======== Input ========

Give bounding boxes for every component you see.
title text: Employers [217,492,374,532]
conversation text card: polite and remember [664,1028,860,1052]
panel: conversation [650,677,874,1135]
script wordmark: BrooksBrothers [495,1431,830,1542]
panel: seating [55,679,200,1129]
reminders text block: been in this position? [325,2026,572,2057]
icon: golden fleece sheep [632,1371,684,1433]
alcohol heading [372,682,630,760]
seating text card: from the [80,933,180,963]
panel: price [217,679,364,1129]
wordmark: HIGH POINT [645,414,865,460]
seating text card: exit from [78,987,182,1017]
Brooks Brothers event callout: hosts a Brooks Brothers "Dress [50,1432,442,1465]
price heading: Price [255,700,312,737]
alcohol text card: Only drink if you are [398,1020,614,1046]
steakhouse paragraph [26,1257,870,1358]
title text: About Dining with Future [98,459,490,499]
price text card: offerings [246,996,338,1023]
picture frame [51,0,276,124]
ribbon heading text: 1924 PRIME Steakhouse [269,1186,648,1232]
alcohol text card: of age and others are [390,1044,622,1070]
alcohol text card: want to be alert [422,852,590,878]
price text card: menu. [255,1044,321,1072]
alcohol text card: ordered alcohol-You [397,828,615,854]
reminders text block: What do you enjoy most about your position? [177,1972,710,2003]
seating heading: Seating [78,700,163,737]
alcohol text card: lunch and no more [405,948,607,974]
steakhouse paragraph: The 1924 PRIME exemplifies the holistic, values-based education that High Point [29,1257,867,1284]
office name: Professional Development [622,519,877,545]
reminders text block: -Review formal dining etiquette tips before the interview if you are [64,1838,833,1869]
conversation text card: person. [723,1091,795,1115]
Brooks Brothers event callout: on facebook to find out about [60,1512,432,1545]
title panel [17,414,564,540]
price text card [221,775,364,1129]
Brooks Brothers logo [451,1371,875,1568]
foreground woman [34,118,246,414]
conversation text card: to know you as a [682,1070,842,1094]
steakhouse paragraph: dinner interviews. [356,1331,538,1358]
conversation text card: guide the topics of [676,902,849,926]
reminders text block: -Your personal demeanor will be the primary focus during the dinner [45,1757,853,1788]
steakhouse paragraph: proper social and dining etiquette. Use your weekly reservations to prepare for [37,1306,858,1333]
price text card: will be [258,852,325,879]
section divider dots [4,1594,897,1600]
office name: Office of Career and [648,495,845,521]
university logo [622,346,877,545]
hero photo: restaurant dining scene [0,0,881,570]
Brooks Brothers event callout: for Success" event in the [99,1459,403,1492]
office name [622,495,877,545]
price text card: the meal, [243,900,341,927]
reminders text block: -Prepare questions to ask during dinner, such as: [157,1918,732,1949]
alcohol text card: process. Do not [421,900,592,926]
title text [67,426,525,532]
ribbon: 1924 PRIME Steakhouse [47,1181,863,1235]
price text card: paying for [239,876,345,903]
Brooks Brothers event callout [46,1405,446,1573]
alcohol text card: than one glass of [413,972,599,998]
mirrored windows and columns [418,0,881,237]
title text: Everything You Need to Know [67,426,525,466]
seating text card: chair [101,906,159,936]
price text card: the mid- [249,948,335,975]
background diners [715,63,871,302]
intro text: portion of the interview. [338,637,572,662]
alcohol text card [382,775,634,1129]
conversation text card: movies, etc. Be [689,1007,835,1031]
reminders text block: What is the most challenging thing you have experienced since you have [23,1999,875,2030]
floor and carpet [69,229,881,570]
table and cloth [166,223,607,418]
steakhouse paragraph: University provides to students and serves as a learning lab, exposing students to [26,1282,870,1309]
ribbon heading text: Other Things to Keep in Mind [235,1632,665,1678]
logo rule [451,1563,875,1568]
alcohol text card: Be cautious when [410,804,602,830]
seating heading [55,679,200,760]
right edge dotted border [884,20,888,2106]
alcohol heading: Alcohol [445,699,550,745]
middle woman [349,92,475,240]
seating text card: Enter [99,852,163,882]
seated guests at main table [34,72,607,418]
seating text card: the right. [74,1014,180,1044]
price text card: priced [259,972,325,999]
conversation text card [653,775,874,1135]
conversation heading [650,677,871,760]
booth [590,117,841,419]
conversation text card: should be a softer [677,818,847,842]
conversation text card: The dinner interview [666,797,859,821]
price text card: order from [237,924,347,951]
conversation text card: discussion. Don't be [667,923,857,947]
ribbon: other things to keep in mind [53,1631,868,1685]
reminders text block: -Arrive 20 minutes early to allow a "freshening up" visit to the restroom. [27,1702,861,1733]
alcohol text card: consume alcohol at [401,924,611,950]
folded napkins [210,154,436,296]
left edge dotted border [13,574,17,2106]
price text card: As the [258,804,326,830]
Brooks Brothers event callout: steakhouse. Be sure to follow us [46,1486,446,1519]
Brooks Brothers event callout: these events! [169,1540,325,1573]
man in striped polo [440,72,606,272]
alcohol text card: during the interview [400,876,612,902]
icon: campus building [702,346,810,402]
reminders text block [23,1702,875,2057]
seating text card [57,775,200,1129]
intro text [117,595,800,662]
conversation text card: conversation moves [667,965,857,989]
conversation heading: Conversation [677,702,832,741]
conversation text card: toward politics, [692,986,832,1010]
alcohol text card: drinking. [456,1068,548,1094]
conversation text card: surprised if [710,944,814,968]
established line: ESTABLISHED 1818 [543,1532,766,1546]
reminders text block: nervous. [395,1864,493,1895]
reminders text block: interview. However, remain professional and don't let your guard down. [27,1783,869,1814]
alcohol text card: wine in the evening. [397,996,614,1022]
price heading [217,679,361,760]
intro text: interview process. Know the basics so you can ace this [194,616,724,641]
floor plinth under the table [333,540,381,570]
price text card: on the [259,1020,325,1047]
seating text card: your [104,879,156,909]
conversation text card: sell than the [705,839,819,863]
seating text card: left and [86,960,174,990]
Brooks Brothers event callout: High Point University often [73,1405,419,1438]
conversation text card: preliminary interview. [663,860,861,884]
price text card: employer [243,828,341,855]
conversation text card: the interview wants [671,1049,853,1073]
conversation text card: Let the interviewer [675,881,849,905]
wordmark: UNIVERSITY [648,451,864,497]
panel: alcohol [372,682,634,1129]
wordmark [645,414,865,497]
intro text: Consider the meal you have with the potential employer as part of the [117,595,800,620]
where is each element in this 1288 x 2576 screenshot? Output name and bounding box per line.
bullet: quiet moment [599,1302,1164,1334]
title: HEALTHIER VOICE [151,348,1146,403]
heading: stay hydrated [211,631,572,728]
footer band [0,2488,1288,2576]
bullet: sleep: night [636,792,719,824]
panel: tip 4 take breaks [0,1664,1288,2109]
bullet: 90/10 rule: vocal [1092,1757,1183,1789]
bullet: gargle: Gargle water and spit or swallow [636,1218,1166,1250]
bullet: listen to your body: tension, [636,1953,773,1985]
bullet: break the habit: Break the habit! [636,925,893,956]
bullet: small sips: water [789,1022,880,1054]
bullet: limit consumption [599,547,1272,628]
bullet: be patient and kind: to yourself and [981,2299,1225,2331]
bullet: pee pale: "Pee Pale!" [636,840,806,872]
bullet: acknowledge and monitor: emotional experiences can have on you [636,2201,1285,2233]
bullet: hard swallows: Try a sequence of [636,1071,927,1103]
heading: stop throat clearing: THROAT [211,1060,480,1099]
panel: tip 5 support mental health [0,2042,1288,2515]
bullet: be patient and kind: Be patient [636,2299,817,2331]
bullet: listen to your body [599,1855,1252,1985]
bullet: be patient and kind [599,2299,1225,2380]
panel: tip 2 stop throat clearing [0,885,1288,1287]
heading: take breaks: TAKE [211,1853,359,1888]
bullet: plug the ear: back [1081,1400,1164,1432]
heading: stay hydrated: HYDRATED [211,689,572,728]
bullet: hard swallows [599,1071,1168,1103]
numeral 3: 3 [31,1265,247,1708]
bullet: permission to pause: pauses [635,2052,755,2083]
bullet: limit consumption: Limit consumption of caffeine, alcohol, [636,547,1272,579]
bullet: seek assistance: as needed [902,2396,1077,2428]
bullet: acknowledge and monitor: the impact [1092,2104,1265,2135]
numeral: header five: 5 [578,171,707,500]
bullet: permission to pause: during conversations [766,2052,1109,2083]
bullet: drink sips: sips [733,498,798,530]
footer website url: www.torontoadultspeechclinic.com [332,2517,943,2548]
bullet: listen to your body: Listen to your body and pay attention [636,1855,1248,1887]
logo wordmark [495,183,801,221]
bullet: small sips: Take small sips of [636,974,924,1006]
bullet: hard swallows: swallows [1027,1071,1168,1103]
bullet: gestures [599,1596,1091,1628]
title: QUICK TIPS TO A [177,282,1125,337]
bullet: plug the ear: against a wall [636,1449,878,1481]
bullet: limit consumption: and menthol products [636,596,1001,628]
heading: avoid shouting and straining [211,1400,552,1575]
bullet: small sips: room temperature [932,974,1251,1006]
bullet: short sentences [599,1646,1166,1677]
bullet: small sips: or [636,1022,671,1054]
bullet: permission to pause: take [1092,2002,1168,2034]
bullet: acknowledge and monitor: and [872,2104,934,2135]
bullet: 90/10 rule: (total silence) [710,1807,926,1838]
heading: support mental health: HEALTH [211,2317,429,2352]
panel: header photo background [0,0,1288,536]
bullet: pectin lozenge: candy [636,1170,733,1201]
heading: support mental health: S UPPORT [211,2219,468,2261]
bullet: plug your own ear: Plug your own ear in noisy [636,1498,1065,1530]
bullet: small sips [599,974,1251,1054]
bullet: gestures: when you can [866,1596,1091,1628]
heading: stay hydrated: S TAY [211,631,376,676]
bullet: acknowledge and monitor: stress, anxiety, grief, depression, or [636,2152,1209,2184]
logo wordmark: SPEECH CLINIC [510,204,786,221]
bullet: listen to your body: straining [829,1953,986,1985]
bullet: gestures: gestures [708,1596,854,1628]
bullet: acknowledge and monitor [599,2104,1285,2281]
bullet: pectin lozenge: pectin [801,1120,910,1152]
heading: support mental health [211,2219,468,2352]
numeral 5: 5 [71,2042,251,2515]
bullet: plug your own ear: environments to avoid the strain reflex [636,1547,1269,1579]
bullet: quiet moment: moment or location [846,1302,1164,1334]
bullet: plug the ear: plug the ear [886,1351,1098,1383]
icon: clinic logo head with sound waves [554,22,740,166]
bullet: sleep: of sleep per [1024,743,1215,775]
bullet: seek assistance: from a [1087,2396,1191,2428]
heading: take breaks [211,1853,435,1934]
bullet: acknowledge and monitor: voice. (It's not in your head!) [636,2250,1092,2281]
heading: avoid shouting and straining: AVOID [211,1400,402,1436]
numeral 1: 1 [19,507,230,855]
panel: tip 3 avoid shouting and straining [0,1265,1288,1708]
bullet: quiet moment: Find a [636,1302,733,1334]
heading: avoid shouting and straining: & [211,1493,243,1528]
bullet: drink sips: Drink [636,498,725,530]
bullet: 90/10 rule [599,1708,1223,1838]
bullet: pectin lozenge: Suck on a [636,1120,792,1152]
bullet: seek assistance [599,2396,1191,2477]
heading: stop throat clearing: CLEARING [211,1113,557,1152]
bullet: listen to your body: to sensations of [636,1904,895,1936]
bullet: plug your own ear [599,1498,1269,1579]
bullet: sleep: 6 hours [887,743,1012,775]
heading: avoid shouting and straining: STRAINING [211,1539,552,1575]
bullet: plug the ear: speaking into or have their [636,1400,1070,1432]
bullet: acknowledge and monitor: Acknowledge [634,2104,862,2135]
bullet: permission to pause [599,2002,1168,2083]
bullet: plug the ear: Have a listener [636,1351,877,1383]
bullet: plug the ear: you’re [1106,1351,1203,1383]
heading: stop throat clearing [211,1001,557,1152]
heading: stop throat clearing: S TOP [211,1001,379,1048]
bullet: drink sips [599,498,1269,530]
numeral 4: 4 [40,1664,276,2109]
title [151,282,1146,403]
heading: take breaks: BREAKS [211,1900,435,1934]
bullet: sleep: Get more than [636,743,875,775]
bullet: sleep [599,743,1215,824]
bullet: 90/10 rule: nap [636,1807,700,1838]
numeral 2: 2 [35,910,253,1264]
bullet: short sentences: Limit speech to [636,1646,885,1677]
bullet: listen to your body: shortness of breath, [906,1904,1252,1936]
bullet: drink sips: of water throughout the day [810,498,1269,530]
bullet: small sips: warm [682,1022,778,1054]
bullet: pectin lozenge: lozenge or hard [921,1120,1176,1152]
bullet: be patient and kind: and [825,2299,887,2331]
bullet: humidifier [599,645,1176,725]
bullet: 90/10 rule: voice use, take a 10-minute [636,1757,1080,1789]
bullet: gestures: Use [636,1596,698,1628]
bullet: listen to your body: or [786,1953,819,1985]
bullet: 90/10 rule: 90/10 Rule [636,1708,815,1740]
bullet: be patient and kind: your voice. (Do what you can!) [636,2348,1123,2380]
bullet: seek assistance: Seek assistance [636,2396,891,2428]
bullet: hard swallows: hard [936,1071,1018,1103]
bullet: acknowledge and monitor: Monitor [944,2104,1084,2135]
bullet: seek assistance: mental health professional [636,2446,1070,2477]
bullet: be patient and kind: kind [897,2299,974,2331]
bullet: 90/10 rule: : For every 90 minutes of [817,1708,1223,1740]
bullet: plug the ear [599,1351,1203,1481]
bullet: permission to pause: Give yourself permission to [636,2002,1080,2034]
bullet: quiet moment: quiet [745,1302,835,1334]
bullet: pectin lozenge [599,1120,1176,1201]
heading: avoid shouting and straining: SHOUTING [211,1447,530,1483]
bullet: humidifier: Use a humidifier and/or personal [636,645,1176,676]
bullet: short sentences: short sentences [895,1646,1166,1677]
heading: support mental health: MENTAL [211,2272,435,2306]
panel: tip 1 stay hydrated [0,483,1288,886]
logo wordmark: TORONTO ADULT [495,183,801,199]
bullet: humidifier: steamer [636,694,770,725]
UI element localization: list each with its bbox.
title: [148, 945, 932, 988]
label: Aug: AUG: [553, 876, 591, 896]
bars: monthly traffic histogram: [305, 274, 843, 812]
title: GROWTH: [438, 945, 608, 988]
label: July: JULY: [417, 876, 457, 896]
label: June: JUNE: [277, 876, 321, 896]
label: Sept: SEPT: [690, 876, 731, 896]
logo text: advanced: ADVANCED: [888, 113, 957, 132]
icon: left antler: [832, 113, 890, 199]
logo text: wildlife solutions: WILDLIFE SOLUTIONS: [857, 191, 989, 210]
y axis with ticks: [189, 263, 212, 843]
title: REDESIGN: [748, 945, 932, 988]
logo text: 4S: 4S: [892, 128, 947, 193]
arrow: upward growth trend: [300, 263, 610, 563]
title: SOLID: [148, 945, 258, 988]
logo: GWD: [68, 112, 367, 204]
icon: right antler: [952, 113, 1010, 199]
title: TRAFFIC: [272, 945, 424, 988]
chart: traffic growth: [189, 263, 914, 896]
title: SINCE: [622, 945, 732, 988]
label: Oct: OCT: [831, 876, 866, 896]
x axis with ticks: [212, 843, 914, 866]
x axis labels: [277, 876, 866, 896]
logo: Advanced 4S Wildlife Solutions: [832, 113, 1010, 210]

========

### Given exercise
Copy out, word for word, the part of the rows above that opens with the first row and closes with the row containing "script wordmark: BrooksBrothers", with both of those rows included.

### Problem solution
Give bounding boxes for every component you see.
title text: Employers [217,492,374,532]
conversation text card: polite and remember [664,1028,860,1052]
panel: conversation [650,677,874,1135]
script wordmark: BrooksBrothers [495,1431,830,1542]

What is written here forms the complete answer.